Exercise requirements: State the number of lines that contain the word "jarayonining", and add nothing else.

━━ Data listing ━━

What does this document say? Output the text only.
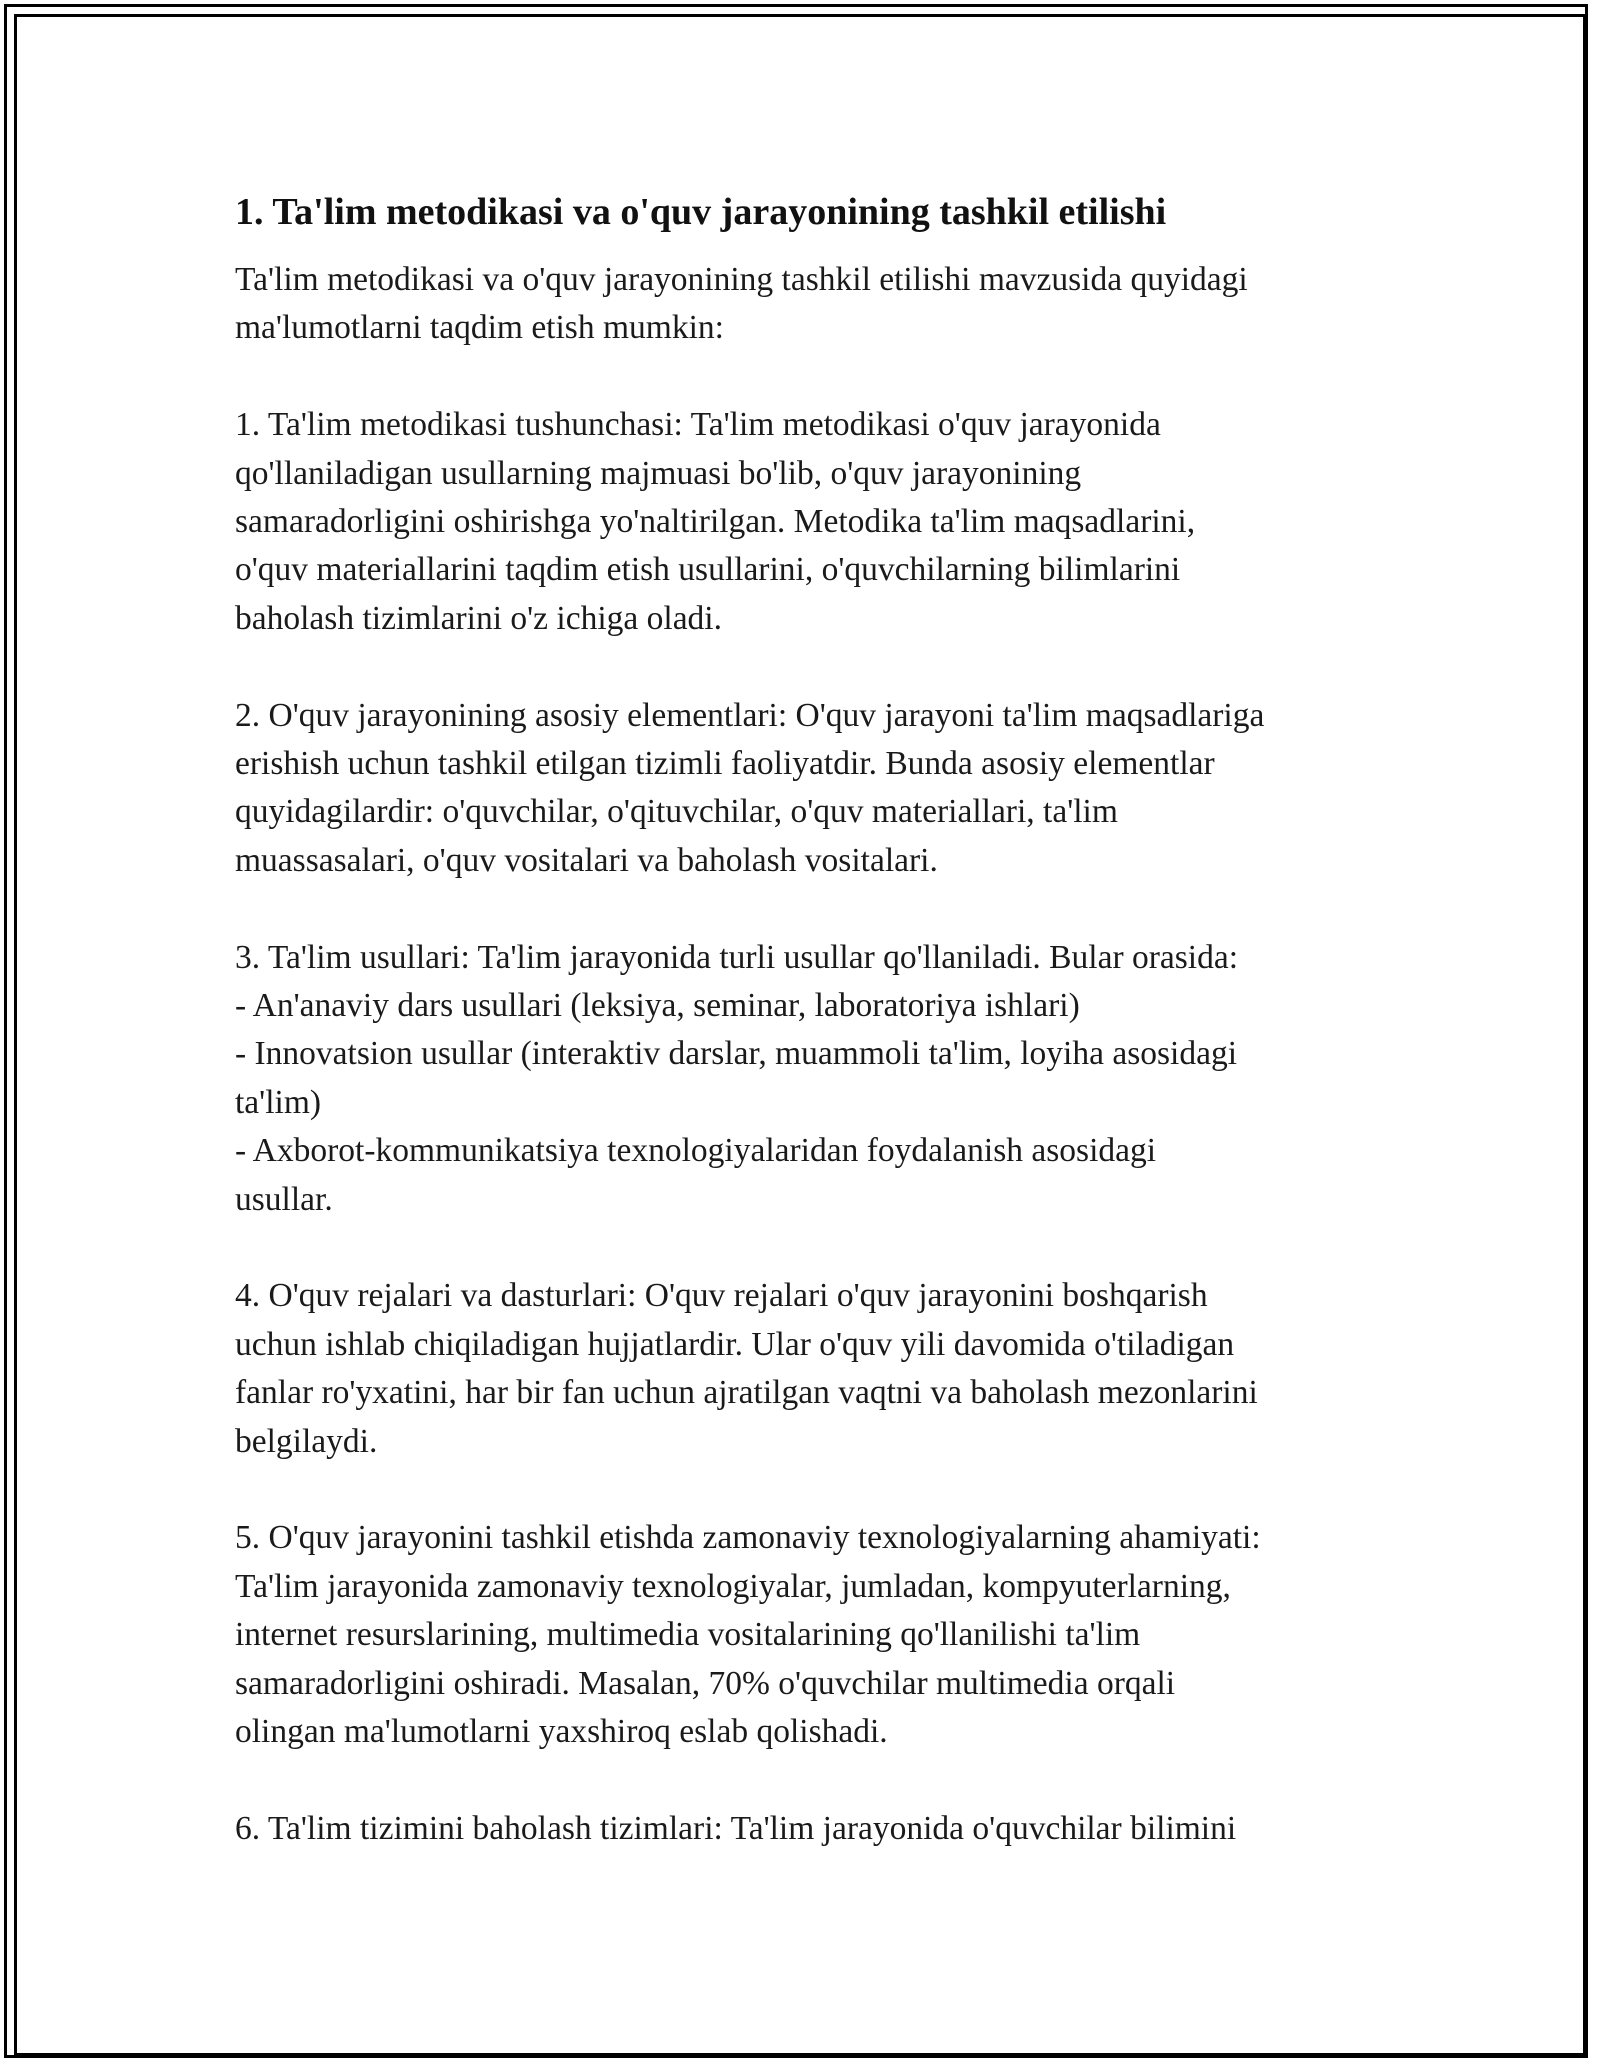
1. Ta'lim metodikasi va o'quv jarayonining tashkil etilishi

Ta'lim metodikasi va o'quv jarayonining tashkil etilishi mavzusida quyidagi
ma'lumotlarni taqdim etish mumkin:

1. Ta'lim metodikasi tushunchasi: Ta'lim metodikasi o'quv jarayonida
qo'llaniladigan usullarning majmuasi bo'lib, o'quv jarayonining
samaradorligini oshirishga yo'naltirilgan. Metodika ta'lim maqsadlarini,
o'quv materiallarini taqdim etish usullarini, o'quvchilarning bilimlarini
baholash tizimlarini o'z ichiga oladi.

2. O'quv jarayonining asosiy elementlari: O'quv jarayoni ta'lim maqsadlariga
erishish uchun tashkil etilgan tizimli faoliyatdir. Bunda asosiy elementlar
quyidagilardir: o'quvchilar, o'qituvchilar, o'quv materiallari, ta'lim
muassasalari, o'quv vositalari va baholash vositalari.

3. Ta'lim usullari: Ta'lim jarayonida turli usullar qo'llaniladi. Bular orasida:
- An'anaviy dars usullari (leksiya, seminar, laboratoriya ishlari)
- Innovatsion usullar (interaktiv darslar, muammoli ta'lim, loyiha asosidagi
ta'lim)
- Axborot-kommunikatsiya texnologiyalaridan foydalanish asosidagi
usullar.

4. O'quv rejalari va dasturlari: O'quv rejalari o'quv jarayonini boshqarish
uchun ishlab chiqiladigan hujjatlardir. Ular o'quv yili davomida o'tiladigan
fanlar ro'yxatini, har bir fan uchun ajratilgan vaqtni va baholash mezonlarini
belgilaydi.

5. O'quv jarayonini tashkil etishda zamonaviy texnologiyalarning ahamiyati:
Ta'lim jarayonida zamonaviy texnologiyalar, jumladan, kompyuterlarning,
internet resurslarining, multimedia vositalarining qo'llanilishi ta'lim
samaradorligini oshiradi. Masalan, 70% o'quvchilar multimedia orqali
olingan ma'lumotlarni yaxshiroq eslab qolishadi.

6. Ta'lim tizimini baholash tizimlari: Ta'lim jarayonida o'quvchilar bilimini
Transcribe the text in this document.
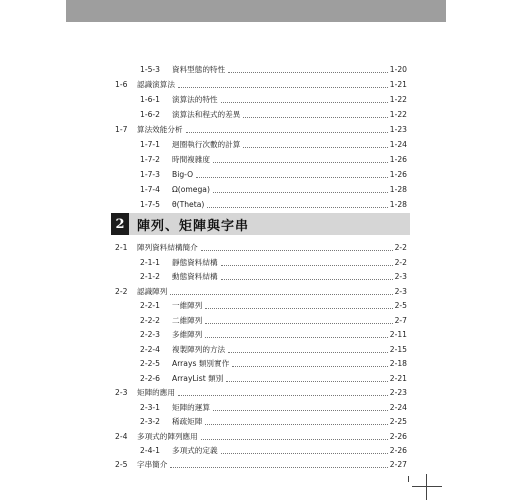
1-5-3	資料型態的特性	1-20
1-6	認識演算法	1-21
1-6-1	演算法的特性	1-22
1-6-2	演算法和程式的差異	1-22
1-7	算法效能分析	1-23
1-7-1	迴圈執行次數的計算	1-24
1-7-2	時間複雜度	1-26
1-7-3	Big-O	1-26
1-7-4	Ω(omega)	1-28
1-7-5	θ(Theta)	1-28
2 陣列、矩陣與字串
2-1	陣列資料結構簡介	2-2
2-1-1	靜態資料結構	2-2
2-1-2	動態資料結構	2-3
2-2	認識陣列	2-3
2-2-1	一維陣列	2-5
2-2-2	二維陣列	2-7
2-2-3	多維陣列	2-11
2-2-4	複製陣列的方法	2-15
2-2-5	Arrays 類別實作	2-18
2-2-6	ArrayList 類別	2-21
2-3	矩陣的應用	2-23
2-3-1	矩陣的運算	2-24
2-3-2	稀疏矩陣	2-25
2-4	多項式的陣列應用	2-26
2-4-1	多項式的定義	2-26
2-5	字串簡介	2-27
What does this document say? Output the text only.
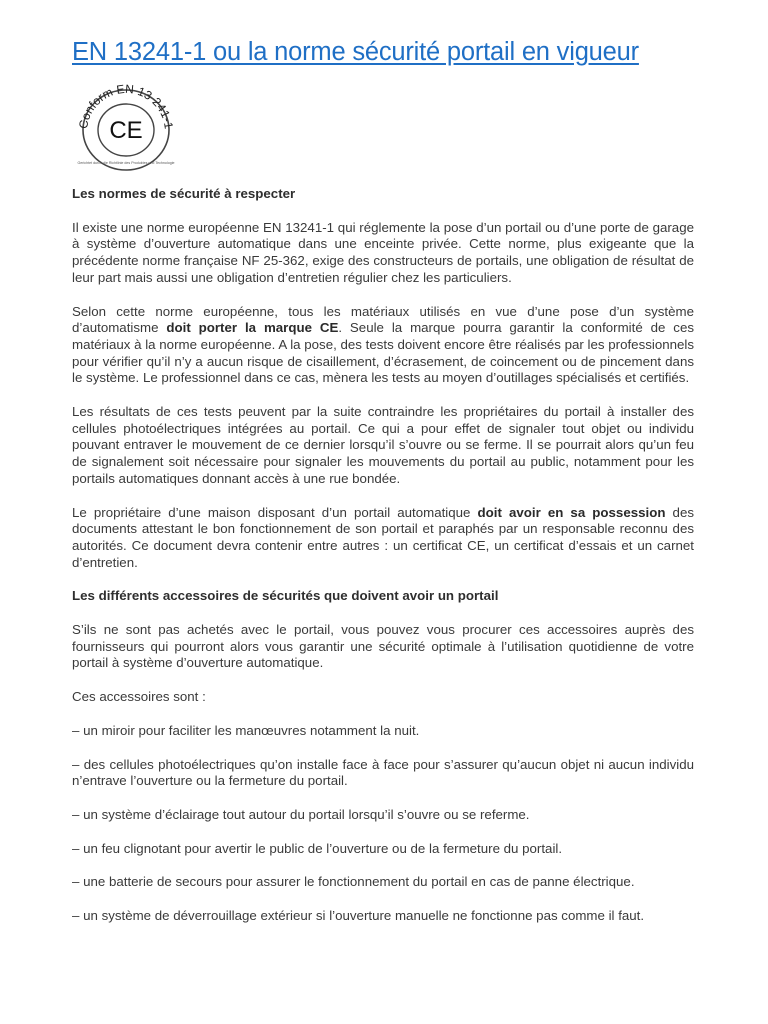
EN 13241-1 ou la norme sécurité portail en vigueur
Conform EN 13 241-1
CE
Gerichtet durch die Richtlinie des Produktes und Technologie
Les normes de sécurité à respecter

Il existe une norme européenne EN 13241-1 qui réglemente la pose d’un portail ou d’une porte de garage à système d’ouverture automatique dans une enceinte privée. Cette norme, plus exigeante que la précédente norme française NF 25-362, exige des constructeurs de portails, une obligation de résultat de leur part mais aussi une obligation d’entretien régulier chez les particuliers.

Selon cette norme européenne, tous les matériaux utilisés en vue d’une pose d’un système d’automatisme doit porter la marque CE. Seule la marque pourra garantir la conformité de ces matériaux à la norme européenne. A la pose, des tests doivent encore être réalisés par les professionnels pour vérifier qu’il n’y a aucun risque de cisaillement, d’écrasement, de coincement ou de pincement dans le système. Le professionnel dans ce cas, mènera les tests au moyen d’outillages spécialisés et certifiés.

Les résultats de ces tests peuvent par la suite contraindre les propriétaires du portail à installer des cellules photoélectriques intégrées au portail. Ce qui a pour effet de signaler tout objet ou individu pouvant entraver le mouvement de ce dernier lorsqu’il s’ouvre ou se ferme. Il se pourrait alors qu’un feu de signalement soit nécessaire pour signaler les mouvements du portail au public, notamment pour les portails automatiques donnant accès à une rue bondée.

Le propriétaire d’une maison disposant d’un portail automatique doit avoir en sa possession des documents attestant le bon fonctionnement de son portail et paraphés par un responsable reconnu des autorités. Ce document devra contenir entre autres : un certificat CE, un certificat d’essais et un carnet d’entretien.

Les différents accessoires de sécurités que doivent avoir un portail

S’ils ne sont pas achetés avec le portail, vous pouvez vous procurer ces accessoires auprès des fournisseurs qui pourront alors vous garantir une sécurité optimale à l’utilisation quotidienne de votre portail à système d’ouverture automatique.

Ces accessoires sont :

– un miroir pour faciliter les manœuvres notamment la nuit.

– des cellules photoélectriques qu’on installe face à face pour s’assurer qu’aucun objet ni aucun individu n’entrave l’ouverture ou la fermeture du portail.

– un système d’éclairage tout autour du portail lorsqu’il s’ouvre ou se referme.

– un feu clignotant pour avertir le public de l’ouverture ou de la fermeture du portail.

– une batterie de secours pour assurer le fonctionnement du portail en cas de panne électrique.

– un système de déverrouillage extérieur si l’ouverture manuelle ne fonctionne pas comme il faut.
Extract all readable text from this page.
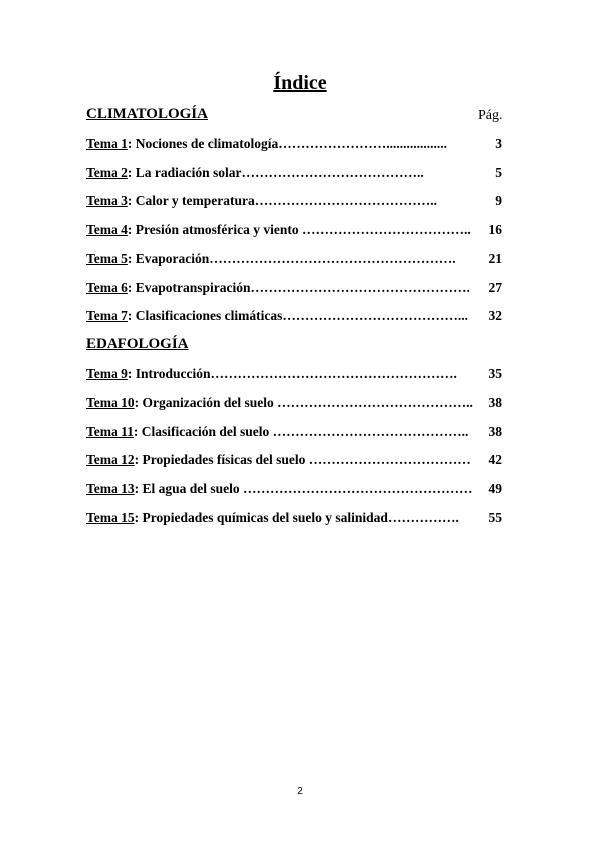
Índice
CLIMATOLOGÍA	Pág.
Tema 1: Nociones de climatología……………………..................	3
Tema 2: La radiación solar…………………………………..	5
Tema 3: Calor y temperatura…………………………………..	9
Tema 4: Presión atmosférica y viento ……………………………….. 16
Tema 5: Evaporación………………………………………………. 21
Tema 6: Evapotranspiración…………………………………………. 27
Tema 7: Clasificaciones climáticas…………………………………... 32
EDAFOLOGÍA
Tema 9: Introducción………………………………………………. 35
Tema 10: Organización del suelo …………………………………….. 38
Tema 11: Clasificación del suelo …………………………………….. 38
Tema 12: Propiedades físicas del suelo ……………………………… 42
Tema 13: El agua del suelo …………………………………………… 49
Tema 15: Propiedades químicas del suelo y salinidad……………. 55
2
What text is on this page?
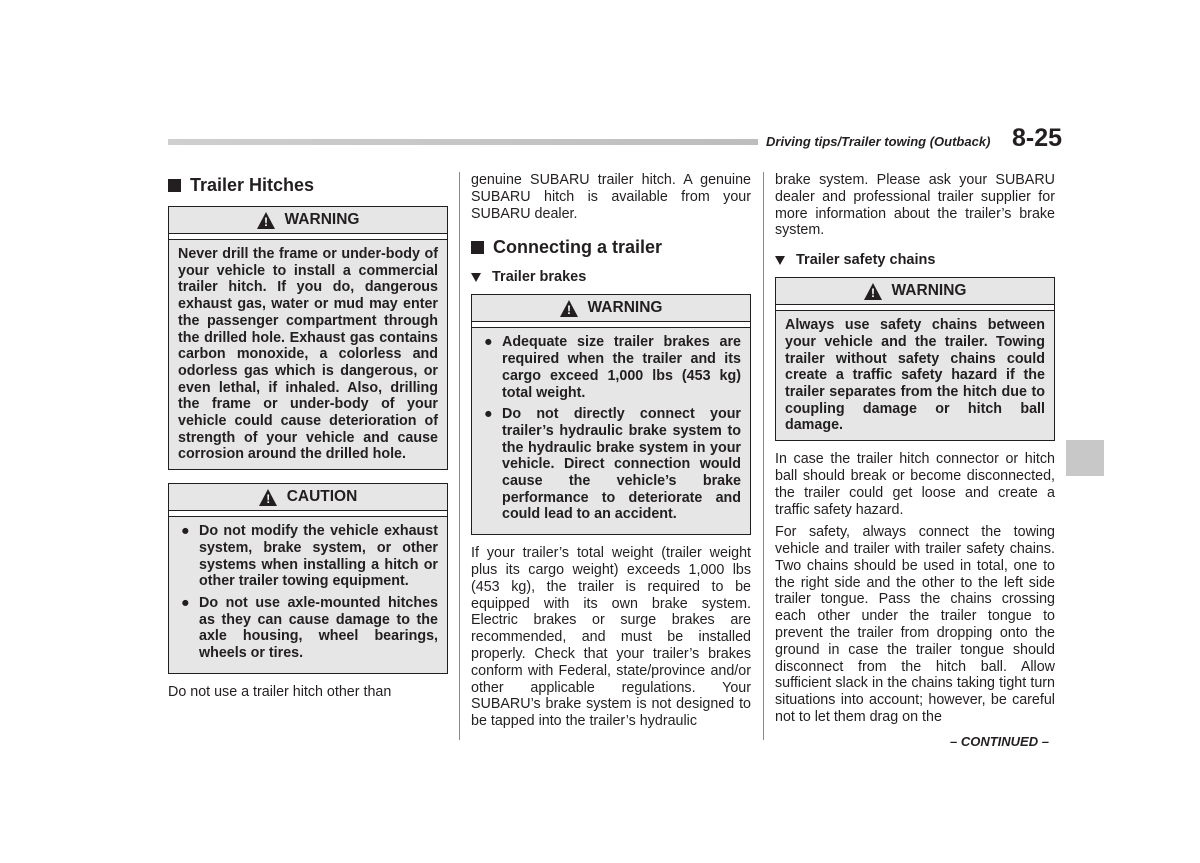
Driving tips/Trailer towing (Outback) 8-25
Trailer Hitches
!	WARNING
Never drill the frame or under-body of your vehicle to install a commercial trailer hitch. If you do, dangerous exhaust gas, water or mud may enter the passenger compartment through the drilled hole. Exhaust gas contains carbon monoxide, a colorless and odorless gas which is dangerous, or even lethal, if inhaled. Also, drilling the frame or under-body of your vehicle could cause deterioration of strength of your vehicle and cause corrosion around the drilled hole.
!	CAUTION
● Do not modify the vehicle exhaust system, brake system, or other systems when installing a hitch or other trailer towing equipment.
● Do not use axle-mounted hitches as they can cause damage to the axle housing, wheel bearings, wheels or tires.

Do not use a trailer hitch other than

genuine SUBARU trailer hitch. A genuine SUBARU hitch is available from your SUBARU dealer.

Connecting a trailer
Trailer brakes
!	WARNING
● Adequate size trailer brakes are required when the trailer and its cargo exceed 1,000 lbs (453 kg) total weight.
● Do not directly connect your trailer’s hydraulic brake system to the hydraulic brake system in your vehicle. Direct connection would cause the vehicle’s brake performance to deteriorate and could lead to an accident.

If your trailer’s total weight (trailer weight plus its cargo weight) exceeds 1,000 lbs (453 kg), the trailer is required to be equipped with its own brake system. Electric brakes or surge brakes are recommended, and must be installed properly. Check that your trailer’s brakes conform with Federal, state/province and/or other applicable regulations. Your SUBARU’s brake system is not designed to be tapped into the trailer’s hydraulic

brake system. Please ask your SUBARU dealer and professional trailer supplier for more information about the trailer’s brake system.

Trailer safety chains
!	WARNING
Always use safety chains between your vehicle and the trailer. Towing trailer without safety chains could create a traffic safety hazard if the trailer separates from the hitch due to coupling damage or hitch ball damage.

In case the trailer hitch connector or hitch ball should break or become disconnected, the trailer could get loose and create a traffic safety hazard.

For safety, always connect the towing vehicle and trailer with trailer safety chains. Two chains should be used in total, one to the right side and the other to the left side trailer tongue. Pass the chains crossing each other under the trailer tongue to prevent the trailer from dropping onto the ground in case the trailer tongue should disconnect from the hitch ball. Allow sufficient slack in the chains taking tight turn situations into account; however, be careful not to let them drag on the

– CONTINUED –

━━━

Solved exercise: 4